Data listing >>
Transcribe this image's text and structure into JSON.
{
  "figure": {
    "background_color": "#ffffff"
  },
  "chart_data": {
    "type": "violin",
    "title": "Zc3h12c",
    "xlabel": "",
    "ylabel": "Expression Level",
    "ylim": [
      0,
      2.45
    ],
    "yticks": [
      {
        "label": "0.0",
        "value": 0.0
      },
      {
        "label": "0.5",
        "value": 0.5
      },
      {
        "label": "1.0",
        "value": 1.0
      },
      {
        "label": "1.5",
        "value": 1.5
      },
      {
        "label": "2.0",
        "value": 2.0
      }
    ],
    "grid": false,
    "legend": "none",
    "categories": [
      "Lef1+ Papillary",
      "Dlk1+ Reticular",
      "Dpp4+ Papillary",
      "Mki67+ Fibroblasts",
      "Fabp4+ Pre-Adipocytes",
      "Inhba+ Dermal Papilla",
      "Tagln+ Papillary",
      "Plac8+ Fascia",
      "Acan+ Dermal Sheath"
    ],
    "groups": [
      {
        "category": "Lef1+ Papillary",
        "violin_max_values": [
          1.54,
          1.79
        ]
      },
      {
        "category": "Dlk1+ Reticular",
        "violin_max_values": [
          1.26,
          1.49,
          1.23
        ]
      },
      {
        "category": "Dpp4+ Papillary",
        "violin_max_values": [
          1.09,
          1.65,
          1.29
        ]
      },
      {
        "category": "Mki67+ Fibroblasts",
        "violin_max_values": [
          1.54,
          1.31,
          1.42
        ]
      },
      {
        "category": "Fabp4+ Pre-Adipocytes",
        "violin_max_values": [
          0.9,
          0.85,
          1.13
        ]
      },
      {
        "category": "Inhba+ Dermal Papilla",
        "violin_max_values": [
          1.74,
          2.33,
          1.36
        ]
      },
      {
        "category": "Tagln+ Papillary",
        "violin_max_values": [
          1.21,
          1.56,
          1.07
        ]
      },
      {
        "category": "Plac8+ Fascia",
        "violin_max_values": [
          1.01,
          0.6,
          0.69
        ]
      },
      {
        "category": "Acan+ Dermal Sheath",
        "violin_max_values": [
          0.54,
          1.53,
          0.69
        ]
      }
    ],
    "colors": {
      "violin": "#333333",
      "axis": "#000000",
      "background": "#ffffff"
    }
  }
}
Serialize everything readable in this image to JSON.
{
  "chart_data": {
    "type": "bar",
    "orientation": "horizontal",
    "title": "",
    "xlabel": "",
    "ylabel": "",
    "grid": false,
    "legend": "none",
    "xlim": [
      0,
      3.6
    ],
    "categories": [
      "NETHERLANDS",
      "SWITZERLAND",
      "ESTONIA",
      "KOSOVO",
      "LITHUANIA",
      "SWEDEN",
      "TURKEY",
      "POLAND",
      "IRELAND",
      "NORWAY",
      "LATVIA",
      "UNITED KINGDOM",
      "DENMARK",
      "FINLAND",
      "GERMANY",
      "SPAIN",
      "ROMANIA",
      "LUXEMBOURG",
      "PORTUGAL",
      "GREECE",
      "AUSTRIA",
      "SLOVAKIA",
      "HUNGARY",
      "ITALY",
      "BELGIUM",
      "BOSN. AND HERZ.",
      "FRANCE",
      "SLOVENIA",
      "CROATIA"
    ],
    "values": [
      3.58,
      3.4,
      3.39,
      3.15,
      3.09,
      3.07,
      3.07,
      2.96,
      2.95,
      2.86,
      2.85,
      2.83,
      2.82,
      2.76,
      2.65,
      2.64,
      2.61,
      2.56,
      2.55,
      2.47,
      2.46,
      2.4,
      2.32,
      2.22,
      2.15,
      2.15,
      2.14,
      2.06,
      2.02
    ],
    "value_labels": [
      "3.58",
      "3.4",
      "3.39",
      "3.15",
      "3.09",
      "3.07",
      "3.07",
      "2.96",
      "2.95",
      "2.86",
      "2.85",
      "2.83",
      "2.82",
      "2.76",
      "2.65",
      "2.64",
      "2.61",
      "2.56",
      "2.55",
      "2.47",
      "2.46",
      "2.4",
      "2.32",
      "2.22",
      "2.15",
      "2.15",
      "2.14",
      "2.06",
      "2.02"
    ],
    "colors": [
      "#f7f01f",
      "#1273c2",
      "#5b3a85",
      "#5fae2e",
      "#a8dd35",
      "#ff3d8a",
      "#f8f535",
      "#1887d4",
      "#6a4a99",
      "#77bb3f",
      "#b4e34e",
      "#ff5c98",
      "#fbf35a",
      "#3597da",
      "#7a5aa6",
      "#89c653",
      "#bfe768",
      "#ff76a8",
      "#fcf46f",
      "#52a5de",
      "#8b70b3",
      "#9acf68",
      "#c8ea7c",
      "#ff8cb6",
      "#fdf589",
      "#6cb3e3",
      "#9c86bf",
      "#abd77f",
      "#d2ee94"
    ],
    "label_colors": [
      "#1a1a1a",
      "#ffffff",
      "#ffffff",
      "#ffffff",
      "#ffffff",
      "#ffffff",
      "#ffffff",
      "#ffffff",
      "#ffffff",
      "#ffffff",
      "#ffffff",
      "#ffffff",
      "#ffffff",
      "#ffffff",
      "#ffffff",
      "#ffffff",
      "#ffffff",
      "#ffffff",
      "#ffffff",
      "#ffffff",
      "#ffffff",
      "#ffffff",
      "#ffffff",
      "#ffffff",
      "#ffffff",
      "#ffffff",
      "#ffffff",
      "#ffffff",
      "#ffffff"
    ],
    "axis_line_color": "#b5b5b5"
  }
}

Task objective >>
Print the whole listing exactly as it is.

Task output >>
Transcribe this image's text and structure into JSON.
{
  "figure": {
    "background_color": "#ffffff"
  },
  "chart_data": {
    "type": "violin",
    "title": "Zc3h12c",
    "xlabel": "",
    "ylabel": "Expression Level",
    "ylim": [
      0,
      2.45
    ],
    "yticks": [
      {
        "label": "0.0",
        "value": 0.0
      },
      {
        "label": "0.5",
        "value": 0.5
      },
      {
        "label": "1.0",
        "value": 1.0
      },
      {
        "label": "1.5",
        "value": 1.5
      },
      {
        "label": "2.0",
        "value": 2.0
      }
    ],
    "grid": false,
    "legend": "none",
    "categories": [
      "Lef1+ Papillary",
      "Dlk1+ Reticular",
      "Dpp4+ Papillary",
      "Mki67+ Fibroblasts",
      "Fabp4+ Pre-Adipocytes",
      "Inhba+ Dermal Papilla",
      "Tagln+ Papillary",
      "Plac8+ Fascia",
      "Acan+ Dermal Sheath"
    ],
    "groups": [
      {
        "category": "Lef1+ Papillary",
        "violin_max_values": [
          1.54,
          1.79
        ]
      },
      {
        "category": "Dlk1+ Reticular",
        "violin_max_values": [
          1.26,
          1.49,
          1.23
        ]
      },
      {
        "category": "Dpp4+ Papillary",
        "violin_max_values": [
          1.09,
          1.65,
          1.29
        ]
      },
      {
        "category": "Mki67+ Fibroblasts",
        "violin_max_values": [
          1.54,
          1.31,
          1.42
        ]
      },
      {
        "category": "Fabp4+ Pre-Adipocytes",
        "violin_max_values": [
          0.9,
          0.85,
          1.13
        ]
      },
      {
        "category": "Inhba+ Dermal Papilla",
        "violin_max_values": [
          1.74,
          2.33,
          1.36
        ]
      },
      {
        "category": "Tagln+ Papillary",
        "violin_max_values": [
          1.21,
          1.56,
          1.07
        ]
      },
      {
        "category": "Plac8+ Fascia",
        "violin_max_values": [
          1.01,
          0.6,
          0.69
        ]
      },
      {
        "category": "Acan+ Dermal Sheath",
        "violin_max_values": [
          0.54,
          1.53,
          0.69
        ]
      }
    ],
    "colors": {
      "violin": "#333333",
      "axis": "#000000",
      "background": "#ffffff"
    }
  }
}
Serialize everything readable in this image to JSON.
{
  "chart_data": {
    "type": "bar",
    "orientation": "horizontal",
    "title": "",
    "xlabel": "",
    "ylabel": "",
    "grid": false,
    "legend": "none",
    "xlim": [
      0,
      3.6
    ],
    "categories": [
      "NETHERLANDS",
      "SWITZERLAND",
      "ESTONIA",
      "KOSOVO",
      "LITHUANIA",
      "SWEDEN",
      "TURKEY",
      "POLAND",
      "IRELAND",
      "NORWAY",
      "LATVIA",
      "UNITED KINGDOM",
      "DENMARK",
      "FINLAND",
      "GERMANY",
      "SPAIN",
      "ROMANIA",
      "LUXEMBOURG",
      "PORTUGAL",
      "GREECE",
      "AUSTRIA",
      "SLOVAKIA",
      "HUNGARY",
      "ITALY",
      "BELGIUM",
      "BOSN. AND HERZ.",
      "FRANCE",
      "SLOVENIA",
      "CROATIA"
    ],
    "values": [
      3.58,
      3.4,
      3.39,
      3.15,
      3.09,
      3.07,
      3.07,
      2.96,
      2.95,
      2.86,
      2.85,
      2.83,
      2.82,
      2.76,
      2.65,
      2.64,
      2.61,
      2.56,
      2.55,
      2.47,
      2.46,
      2.4,
      2.32,
      2.22,
      2.15,
      2.15,
      2.14,
      2.06,
      2.02
    ],
    "value_labels": [
      "3.58",
      "3.4",
      "3.39",
      "3.15",
      "3.09",
      "3.07",
      "3.07",
      "2.96",
      "2.95",
      "2.86",
      "2.85",
      "2.83",
      "2.82",
      "2.76",
      "2.65",
      "2.64",
      "2.61",
      "2.56",
      "2.55",
      "2.47",
      "2.46",
      "2.4",
      "2.32",
      "2.22",
      "2.15",
      "2.15",
      "2.14",
      "2.06",
      "2.02"
    ],
    "colors": [
      "#f7f01f",
      "#1273c2",
      "#5b3a85",
      "#5fae2e",
      "#a8dd35",
      "#ff3d8a",
      "#f8f535",
      "#1887d4",
      "#6a4a99",
      "#77bb3f",
      "#b4e34e",
      "#ff5c98",
      "#fbf35a",
      "#3597da",
      "#7a5aa6",
      "#89c653",
      "#bfe768",
      "#ff76a8",
      "#fcf46f",
      "#52a5de",
      "#8b70b3",
      "#9acf68",
      "#c8ea7c",
      "#ff8cb6",
      "#fdf589",
      "#6cb3e3",
      "#9c86bf",
      "#abd77f",
      "#d2ee94"
    ],
    "label_colors": [
      "#1a1a1a",
      "#ffffff",
      "#ffffff",
      "#ffffff",
      "#ffffff",
      "#ffffff",
      "#ffffff",
      "#ffffff",
      "#ffffff",
      "#ffffff",
      "#ffffff",
      "#ffffff",
      "#ffffff",
      "#ffffff",
      "#ffffff",
      "#ffffff",
      "#ffffff",
      "#ffffff",
      "#ffffff",
      "#ffffff",
      "#ffffff",
      "#ffffff",
      "#ffffff",
      "#ffffff",
      "#ffffff",
      "#ffffff",
      "#ffffff",
      "#ffffff",
      "#ffffff"
    ],
    "axis_line_color": "#b5b5b5"
  }
}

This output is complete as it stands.